What you will do - Reproduce every line of the records below word for word, changing nothing.

Supplied information -
----------------------------------------
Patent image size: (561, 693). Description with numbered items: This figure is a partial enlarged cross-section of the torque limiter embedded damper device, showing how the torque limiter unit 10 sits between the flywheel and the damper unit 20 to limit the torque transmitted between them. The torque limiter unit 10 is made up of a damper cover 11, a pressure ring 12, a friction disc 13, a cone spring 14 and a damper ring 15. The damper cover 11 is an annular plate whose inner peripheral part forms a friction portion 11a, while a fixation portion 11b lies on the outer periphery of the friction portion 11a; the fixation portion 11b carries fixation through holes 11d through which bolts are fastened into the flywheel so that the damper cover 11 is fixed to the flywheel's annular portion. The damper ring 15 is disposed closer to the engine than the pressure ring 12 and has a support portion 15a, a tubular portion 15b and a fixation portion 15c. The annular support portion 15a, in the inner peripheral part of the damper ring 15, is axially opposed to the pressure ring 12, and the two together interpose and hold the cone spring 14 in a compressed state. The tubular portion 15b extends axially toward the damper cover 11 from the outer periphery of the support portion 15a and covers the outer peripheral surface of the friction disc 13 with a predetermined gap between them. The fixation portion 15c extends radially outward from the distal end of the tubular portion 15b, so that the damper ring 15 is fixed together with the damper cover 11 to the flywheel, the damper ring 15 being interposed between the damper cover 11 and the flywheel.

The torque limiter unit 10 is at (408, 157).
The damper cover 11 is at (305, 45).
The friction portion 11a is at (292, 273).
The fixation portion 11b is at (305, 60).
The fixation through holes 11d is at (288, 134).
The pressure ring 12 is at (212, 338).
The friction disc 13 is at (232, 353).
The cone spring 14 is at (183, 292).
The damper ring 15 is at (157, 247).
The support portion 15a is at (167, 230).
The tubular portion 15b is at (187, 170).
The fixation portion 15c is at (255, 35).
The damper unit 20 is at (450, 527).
----------------------------------------
Response -
Patent image size: (561, 693). Description with numbered items: This figure is a partial enlarged cross-section of the torque limiter embedded damper device, showing how the torque limiter unit 10 sits between the flywheel and the damper unit 20 to limit the torque transmitted between them. The torque limiter unit 10 is made up of a damper cover 11, a pressure ring 12, a friction disc 13, a cone spring 14 and a damper ring 15. The damper cover 11 is an annular plate whose inner peripheral part forms a friction portion 11a, while a fixation portion 11b lies on the outer periphery of the friction portion 11a; the fixation portion 11b carries fixation through holes 11d through which bolts are fastened into the flywheel so that the damper cover 11 is fixed to the flywheel's annular portion. The damper ring 15 is disposed closer to the engine than the pressure ring 12 and has a support portion 15a, a tubular portion 15b and a fixation portion 15c. The annular support portion 15a, in the inner peripheral part of the damper ring 15, is axially opposed to the pressure ring 12, and the two together interpose and hold the cone spring 14 in a compressed state. The tubular portion 15b extends axially toward the damper cover 11 from the outer periphery of the support portion 15a and covers the outer peripheral surface of the friction disc 13 with a predetermined gap between them. The fixation portion 15c extends radially outward from the distal end of the tubular portion 15b, so that the damper ring 15 is fixed together with the damper cover 11 to the flywheel, the damper ring 15 being interposed between the damper cover 11 and the flywheel.

The torque limiter unit 10 is at (408, 157).
The damper cover 11 is at (305, 45).
The friction portion 11a is at (292, 273).
The fixation portion 11b is at (305, 60).
The fixation through holes 11d is at (288, 134).
The pressure ring 12 is at (212, 338).
The friction disc 13 is at (232, 353).
The cone spring 14 is at (183, 292).
The damper ring 15 is at (157, 247).
The support portion 15a is at (167, 230).
The tubular portion 15b is at (187, 170).
The fixation portion 15c is at (255, 35).
The damper unit 20 is at (450, 527).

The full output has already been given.